▶ [Given exercise]
Word for word, retype every entry in the listing.

Collected data entries:

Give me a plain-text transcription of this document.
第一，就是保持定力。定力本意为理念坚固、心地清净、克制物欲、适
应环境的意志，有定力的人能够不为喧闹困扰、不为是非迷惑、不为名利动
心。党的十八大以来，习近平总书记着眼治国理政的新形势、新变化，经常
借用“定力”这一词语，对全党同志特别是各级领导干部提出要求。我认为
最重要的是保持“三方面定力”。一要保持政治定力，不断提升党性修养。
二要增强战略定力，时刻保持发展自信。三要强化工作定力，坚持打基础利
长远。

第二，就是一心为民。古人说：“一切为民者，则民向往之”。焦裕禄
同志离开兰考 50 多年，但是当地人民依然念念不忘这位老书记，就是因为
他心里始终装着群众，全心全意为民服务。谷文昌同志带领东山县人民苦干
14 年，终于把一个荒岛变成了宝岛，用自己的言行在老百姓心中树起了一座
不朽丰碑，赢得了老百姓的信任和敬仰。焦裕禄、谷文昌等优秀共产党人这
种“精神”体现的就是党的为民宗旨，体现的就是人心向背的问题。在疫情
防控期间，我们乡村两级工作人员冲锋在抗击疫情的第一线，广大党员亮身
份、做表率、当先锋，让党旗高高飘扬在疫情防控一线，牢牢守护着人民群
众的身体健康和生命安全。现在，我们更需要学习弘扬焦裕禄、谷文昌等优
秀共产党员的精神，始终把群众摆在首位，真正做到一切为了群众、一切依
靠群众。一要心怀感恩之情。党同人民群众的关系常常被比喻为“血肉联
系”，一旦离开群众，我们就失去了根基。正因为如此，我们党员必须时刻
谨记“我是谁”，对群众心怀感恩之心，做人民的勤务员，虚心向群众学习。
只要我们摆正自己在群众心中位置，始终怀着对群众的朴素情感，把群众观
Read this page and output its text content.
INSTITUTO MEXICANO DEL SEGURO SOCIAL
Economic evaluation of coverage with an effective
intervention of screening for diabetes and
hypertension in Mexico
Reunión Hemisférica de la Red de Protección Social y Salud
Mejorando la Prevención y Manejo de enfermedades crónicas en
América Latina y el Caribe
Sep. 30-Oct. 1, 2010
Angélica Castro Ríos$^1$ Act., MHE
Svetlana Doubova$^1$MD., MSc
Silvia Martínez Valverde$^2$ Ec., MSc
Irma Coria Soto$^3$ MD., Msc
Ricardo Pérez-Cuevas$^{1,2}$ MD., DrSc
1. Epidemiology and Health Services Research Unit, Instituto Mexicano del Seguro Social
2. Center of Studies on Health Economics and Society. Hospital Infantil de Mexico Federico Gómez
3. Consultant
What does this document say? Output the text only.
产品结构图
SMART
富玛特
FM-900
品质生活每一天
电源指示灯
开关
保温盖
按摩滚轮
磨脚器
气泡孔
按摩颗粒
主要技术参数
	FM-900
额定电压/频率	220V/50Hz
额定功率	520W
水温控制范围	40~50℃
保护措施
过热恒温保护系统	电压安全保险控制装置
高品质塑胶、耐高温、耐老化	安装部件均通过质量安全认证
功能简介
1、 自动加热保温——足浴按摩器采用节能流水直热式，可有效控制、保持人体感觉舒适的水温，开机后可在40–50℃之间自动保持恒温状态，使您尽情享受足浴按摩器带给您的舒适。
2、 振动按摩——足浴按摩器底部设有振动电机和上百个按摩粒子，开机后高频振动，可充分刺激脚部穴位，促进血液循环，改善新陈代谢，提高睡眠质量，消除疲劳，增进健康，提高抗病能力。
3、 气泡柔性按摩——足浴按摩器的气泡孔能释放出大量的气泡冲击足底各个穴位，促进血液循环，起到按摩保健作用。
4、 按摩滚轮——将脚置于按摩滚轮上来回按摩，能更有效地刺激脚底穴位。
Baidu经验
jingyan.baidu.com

▶ [Answer to the task]
Give me a plain-text transcription of this document.
第一，就是保持定力。定力本意为理念坚固、心地清净、克制物欲、适
应环境的意志，有定力的人能够不为喧闹困扰、不为是非迷惑、不为名利动
心。党的十八大以来，习近平总书记着眼治国理政的新形势、新变化，经常
借用“定力”这一词语，对全党同志特别是各级领导干部提出要求。我认为
最重要的是保持“三方面定力”。一要保持政治定力，不断提升党性修养。
二要增强战略定力，时刻保持发展自信。三要强化工作定力，坚持打基础利
长远。

第二，就是一心为民。古人说：“一切为民者，则民向往之”。焦裕禄
同志离开兰考 50 多年，但是当地人民依然念念不忘这位老书记，就是因为
他心里始终装着群众，全心全意为民服务。谷文昌同志带领东山县人民苦干
14 年，终于把一个荒岛变成了宝岛，用自己的言行在老百姓心中树起了一座
不朽丰碑，赢得了老百姓的信任和敬仰。焦裕禄、谷文昌等优秀共产党人这
种“精神”体现的就是党的为民宗旨，体现的就是人心向背的问题。在疫情
防控期间，我们乡村两级工作人员冲锋在抗击疫情的第一线，广大党员亮身
份、做表率、当先锋，让党旗高高飘扬在疫情防控一线，牢牢守护着人民群
众的身体健康和生命安全。现在，我们更需要学习弘扬焦裕禄、谷文昌等优
秀共产党员的精神，始终把群众摆在首位，真正做到一切为了群众、一切依
靠群众。一要心怀感恩之情。党同人民群众的关系常常被比喻为“血肉联
系”，一旦离开群众，我们就失去了根基。正因为如此，我们党员必须时刻
谨记“我是谁”，对群众心怀感恩之心，做人民的勤务员，虚心向群众学习。
只要我们摆正自己在群众心中位置，始终怀着对群众的朴素情感，把群众观
Read this page and output its text content.
INSTITUTO MEXICANO DEL SEGURO SOCIAL
Economic evaluation of coverage with an effective
intervention of screening for diabetes and
hypertension in Mexico
Reunión Hemisférica de la Red de Protección Social y Salud
Mejorando la Prevención y Manejo de enfermedades crónicas en
América Latina y el Caribe
Sep. 30-Oct. 1, 2010
Angélica Castro Ríos$^1$ Act., MHE
Svetlana Doubova$^1$MD., MSc
Silvia Martínez Valverde$^2$ Ec., MSc
Irma Coria Soto$^3$ MD., Msc
Ricardo Pérez-Cuevas$^{1,2}$ MD., DrSc
1. Epidemiology and Health Services Research Unit, Instituto Mexicano del Seguro Social
2. Center of Studies on Health Economics and Society. Hospital Infantil de Mexico Federico Gómez
3. Consultant
What does this document say? Output the text only.
产品结构图
SMART
富玛特
FM-900
品质生活每一天
电源指示灯
开关
保温盖
按摩滚轮
磨脚器
气泡孔
按摩颗粒
主要技术参数
	FM-900
额定电压/频率	220V/50Hz
额定功率	520W
水温控制范围	40~50℃
保护措施
过热恒温保护系统	电压安全保险控制装置
高品质塑胶、耐高温、耐老化	安装部件均通过质量安全认证
功能简介
1、 自动加热保温——足浴按摩器采用节能流水直热式，可有效控制、保持人体感觉舒适的水温，开机后可在40–50℃之间自动保持恒温状态，使您尽情享受足浴按摩器带给您的舒适。
2、 振动按摩——足浴按摩器底部设有振动电机和上百个按摩粒子，开机后高频振动，可充分刺激脚部穴位，促进血液循环，改善新陈代谢，提高睡眠质量，消除疲劳，增进健康，提高抗病能力。
3、 气泡柔性按摩——足浴按摩器的气泡孔能释放出大量的气泡冲击足底各个穴位，促进血液循环，起到按摩保健作用。
4、 按摩滚轮——将脚置于按摩滚轮上来回按摩，能更有效地刺激脚底穴位。
Baidu经验
jingyan.baidu.com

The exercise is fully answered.